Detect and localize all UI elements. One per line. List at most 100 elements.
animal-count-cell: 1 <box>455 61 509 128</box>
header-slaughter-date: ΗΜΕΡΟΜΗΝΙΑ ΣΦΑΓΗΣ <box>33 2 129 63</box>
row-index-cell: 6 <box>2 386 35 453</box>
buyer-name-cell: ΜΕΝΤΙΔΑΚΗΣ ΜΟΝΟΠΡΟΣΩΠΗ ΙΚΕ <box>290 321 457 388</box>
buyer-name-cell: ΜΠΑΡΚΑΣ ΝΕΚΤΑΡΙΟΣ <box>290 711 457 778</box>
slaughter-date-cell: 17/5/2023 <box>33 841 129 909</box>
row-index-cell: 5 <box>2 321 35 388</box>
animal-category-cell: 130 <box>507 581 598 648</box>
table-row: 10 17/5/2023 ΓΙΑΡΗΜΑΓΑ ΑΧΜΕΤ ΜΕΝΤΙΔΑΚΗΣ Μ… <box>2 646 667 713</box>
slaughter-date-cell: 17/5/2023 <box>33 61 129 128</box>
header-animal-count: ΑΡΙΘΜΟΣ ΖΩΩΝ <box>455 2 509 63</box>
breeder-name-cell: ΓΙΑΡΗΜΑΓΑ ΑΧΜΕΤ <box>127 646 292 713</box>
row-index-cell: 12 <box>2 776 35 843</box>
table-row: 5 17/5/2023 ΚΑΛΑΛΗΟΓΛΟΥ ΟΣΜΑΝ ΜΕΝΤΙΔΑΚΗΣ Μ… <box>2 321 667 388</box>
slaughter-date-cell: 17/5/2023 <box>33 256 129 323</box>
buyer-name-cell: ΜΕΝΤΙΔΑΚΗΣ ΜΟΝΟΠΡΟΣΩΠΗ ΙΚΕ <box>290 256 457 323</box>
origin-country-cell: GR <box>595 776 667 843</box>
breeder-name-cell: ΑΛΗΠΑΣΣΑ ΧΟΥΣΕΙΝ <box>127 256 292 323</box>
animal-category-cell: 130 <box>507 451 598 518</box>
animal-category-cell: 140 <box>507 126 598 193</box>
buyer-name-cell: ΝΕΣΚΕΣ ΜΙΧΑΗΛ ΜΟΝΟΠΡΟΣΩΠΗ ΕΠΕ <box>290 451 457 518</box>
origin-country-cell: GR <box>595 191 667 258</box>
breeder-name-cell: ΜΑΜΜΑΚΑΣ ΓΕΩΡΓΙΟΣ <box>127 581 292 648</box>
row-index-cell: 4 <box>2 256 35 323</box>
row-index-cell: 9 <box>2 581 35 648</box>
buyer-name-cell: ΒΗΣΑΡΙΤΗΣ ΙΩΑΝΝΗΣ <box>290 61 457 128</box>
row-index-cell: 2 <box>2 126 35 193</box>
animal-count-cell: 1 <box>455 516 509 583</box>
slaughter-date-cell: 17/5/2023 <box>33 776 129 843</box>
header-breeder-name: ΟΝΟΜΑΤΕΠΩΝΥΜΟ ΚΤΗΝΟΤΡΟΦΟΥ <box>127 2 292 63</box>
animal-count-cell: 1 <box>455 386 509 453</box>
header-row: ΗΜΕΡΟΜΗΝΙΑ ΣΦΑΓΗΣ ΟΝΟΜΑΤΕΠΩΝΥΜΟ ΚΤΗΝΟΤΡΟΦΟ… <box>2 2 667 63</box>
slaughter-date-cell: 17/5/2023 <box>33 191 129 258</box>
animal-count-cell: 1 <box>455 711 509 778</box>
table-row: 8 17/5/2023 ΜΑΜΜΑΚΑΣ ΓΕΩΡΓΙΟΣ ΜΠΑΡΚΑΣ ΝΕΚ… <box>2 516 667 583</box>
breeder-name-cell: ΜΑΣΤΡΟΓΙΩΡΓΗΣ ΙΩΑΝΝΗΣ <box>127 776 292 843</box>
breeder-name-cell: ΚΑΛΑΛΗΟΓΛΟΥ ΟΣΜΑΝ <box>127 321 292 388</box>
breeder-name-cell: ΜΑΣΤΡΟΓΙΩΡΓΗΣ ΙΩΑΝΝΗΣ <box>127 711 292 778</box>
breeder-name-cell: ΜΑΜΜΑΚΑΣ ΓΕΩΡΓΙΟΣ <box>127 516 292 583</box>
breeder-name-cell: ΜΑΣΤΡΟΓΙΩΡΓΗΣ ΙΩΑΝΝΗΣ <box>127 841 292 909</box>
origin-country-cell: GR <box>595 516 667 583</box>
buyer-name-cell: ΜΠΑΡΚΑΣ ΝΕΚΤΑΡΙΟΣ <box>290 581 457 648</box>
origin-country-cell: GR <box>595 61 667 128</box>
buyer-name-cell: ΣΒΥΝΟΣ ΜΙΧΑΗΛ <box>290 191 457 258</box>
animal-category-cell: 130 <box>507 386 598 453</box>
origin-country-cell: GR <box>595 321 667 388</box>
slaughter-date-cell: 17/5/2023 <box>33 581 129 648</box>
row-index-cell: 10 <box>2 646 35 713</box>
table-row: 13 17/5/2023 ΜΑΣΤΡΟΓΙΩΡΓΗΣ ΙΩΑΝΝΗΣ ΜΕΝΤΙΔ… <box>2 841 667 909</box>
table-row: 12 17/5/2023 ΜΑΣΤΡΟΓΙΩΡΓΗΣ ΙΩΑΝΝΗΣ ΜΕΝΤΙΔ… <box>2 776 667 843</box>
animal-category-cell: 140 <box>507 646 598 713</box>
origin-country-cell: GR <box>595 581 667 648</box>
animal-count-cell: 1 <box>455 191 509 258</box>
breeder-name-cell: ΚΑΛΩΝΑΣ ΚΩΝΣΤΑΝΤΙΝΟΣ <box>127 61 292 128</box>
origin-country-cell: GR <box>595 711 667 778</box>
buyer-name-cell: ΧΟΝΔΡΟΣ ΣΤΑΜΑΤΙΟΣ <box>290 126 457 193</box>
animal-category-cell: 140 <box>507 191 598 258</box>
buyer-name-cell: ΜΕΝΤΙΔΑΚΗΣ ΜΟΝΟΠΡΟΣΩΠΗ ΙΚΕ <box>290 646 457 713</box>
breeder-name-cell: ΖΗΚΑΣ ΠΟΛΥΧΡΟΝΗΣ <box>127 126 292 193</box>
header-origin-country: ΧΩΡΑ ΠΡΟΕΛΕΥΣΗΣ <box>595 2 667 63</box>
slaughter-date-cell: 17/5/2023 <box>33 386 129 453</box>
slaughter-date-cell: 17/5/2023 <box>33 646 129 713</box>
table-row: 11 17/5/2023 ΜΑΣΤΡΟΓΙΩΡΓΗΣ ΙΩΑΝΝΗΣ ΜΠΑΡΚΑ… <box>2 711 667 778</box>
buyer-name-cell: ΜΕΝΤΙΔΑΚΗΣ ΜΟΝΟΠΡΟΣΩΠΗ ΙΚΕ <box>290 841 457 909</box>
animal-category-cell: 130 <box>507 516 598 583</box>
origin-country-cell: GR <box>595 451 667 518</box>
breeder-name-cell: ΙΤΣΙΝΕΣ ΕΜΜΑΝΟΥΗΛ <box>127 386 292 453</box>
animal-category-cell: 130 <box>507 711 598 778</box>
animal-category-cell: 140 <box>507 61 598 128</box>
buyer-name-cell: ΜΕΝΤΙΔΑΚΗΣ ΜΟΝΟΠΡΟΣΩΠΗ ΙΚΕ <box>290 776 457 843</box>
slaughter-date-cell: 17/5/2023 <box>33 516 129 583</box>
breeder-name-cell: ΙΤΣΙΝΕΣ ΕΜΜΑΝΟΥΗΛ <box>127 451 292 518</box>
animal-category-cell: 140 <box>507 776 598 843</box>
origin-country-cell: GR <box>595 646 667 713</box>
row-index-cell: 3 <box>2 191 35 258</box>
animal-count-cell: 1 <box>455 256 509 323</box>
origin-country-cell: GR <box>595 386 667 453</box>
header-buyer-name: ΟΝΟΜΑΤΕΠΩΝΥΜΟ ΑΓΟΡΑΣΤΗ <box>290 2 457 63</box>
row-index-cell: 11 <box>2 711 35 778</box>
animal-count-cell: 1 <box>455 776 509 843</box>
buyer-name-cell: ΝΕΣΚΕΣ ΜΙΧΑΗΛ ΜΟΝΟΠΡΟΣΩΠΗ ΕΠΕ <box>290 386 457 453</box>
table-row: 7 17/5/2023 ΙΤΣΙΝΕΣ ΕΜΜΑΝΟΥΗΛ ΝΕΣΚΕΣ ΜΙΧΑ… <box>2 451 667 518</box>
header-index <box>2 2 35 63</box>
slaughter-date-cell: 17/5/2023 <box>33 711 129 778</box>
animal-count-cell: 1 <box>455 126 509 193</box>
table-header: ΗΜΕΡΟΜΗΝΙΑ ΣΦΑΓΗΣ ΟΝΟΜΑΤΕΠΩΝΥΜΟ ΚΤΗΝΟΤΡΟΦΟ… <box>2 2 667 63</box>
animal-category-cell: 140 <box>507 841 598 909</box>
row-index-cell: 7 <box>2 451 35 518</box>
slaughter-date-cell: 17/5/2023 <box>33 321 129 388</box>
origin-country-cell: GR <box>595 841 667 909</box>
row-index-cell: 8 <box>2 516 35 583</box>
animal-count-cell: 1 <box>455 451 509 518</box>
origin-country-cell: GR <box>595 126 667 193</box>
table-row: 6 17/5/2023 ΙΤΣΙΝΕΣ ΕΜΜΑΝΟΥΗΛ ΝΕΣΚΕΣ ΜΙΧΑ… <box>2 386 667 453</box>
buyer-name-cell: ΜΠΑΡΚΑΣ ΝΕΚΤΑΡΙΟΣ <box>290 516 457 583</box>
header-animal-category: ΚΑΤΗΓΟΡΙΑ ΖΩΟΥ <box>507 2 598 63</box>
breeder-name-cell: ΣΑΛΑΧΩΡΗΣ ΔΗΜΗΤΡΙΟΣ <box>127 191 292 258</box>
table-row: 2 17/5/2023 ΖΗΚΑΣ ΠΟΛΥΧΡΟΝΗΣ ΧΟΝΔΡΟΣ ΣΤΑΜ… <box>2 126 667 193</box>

Problem to solve — Reproduce the rows from their very first line through the line that contains "animal-category-cell: 130 <box>507 581", including both of those lines, with every character unchanged.

Full response —
Detect and localize all UI elements. One per line. List at most 100 elements.
animal-count-cell: 1 <box>455 61 509 128</box>
header-slaughter-date: ΗΜΕΡΟΜΗΝΙΑ ΣΦΑΓΗΣ <box>33 2 129 63</box>
row-index-cell: 6 <box>2 386 35 453</box>
buyer-name-cell: ΜΕΝΤΙΔΑΚΗΣ ΜΟΝΟΠΡΟΣΩΠΗ ΙΚΕ <box>290 321 457 388</box>
buyer-name-cell: ΜΠΑΡΚΑΣ ΝΕΚΤΑΡΙΟΣ <box>290 711 457 778</box>
slaughter-date-cell: 17/5/2023 <box>33 841 129 909</box>
row-index-cell: 5 <box>2 321 35 388</box>
animal-category-cell: 130 <box>507 581 598 648</box>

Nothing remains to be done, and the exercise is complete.